[Start]

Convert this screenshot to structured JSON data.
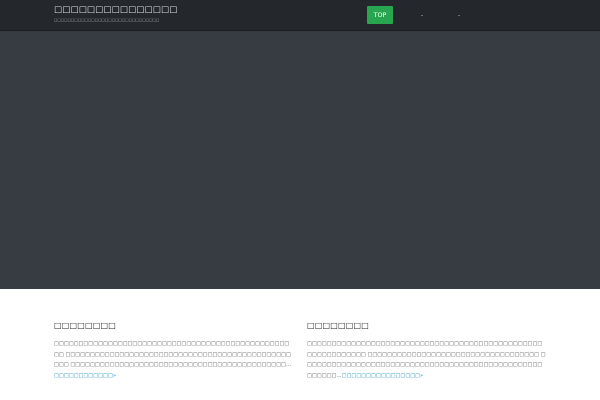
{
  "header": {
    "site_title": "□□□□□□□□□□□□□□□",
    "site_description": "□□□□□□□□□□□□□□□□□□□□□□□□□□□□□□□"
  },
  "nav": {
    "items": [
      {
        "label": "TOP",
        "active": true
      },
      {
        "label": "-"
      },
      {
        "label": "-"
      }
    ],
    "active_color": "#27a64f"
  },
  "colors": {
    "header_bg": "#24282c",
    "hero_bg": "#373c43",
    "link": "#1a8dbf"
  },
  "posts": [
    {
      "title": "□□□□□□□□",
      "body": "□□□□□□□□□□□□□□□□□□□□□□□□□□□□□□□□□□□□□□□□□□□□□□□□□□ □□□□□□□□□□□□□□□□□□□□□□□□□□□□□□□□□□□□□□□□□□□□□□□□□ □□□□□□□□□□□□□□□□□□□□□□□□□□□□□□□□□□□□□□□□□□□□…",
      "read_more": "□□□□□□□□□□□□»"
    },
    {
      "title": "□□□□□□□□",
      "body": "□□□□□□□□□□□□□□□□□□□□□□□□□□□□□□□□□□□□□□□□□□□□□□□□□□□□□□□□□□□□ □□□□□□□□□□□□□□□□□□□□□□□□□□□□□□□□□□□ □□□□□□□□□□□□□□□□□□□□□□□□□□□□□□□□□□□□□□□□□□□□□□□□□□□□□□□…",
      "read_more": "□□□□□□□□□□□□□□□□»"
    }
  ]
}
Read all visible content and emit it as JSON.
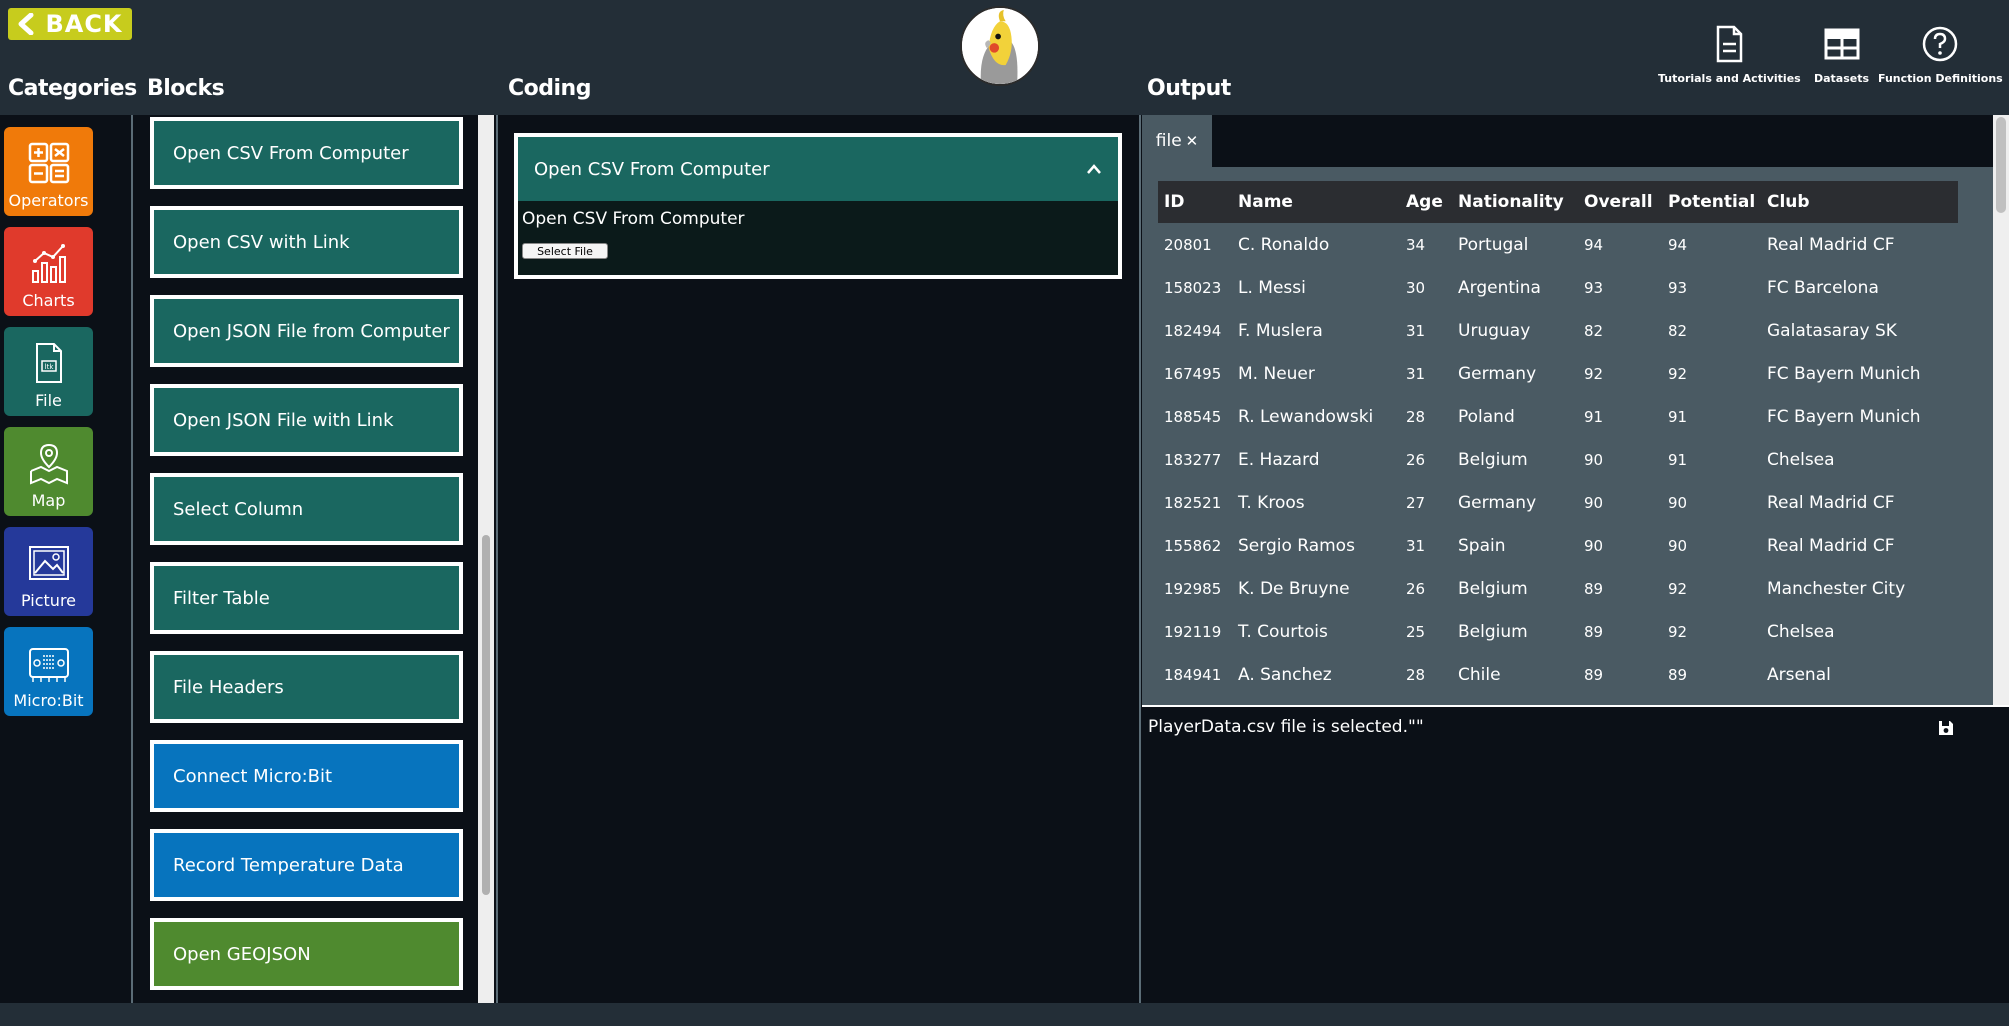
{
  "header": {
    "back_label": "BACK",
    "section_titles": {
      "categories": "Categories",
      "blocks": "Blocks",
      "coding": "Coding",
      "output": "Output"
    },
    "tools": [
      {
        "label": "Tutorials and Activities",
        "icon": "document-icon"
      },
      {
        "label": "Datasets",
        "icon": "table-icon"
      },
      {
        "label": "Function Definitions",
        "icon": "help-circle-icon"
      }
    ],
    "logo": "cockatiel-logo"
  },
  "categories": [
    {
      "label": "Operators",
      "color": "#f07a0a",
      "icon": "operators-icon"
    },
    {
      "label": "Charts",
      "color": "#e03a2c",
      "icon": "chart-icon"
    },
    {
      "label": "File",
      "color": "#1a6760",
      "icon": "file-icon"
    },
    {
      "label": "Map",
      "color": "#4f8a2f",
      "icon": "map-icon"
    },
    {
      "label": "Picture",
      "color": "#25399a",
      "icon": "picture-icon"
    },
    {
      "label": "Micro:Bit",
      "color": "#0774be",
      "icon": "microbit-icon"
    }
  ],
  "blocks": [
    {
      "label": "Open CSV From Computer",
      "color": "#1a6760"
    },
    {
      "label": "Open CSV with Link",
      "color": "#1a6760"
    },
    {
      "label": "Open JSON File from Computer",
      "color": "#1a6760"
    },
    {
      "label": "Open JSON File with Link",
      "color": "#1a6760"
    },
    {
      "label": "Select Column",
      "color": "#1a6760"
    },
    {
      "label": "Filter Table",
      "color": "#1a6760"
    },
    {
      "label": "File Headers",
      "color": "#1a6760"
    },
    {
      "label": "Connect Micro:Bit",
      "color": "#0774be"
    },
    {
      "label": "Record Temperature Data",
      "color": "#0774be"
    },
    {
      "label": "Open GEOJSON",
      "color": "#4f8a2f"
    }
  ],
  "coding": {
    "block_title": "Open CSV From Computer",
    "block_sub": "Open CSV From Computer",
    "select_file_label": "Select File"
  },
  "output": {
    "tab_label": "file",
    "columns": [
      "ID",
      "Name",
      "Age",
      "Nationality",
      "Overall",
      "Potential",
      "Club"
    ],
    "rows": [
      [
        "20801",
        "C. Ronaldo",
        "34",
        "Portugal",
        "94",
        "94",
        "Real Madrid CF"
      ],
      [
        "158023",
        "L. Messi",
        "30",
        "Argentina",
        "93",
        "93",
        "FC Barcelona"
      ],
      [
        "182494",
        "F. Muslera",
        "31",
        "Uruguay",
        "82",
        "82",
        "Galatasaray SK"
      ],
      [
        "167495",
        "M. Neuer",
        "31",
        "Germany",
        "92",
        "92",
        "FC Bayern Munich"
      ],
      [
        "188545",
        "R. Lewandowski",
        "28",
        "Poland",
        "91",
        "91",
        "FC Bayern Munich"
      ],
      [
        "183277",
        "E. Hazard",
        "26",
        "Belgium",
        "90",
        "91",
        "Chelsea"
      ],
      [
        "182521",
        "T. Kroos",
        "27",
        "Germany",
        "90",
        "90",
        "Real Madrid CF"
      ],
      [
        "155862",
        "Sergio Ramos",
        "31",
        "Spain",
        "90",
        "90",
        "Real Madrid CF"
      ],
      [
        "192985",
        "K. De Bruyne",
        "26",
        "Belgium",
        "89",
        "92",
        "Manchester City"
      ],
      [
        "192119",
        "T. Courtois",
        "25",
        "Belgium",
        "89",
        "92",
        "Chelsea"
      ],
      [
        "184941",
        "A. Sanchez",
        "28",
        "Chile",
        "89",
        "89",
        "Arsenal"
      ]
    ],
    "console_message": "PlayerData.csv file is selected.\"\""
  }
}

[End]

STATED GOAL: Copy each line that holds the word "with".

CORRECT RESULT:
      "label": "Open CSV with Link",
      "label": "Open JSON File with Link",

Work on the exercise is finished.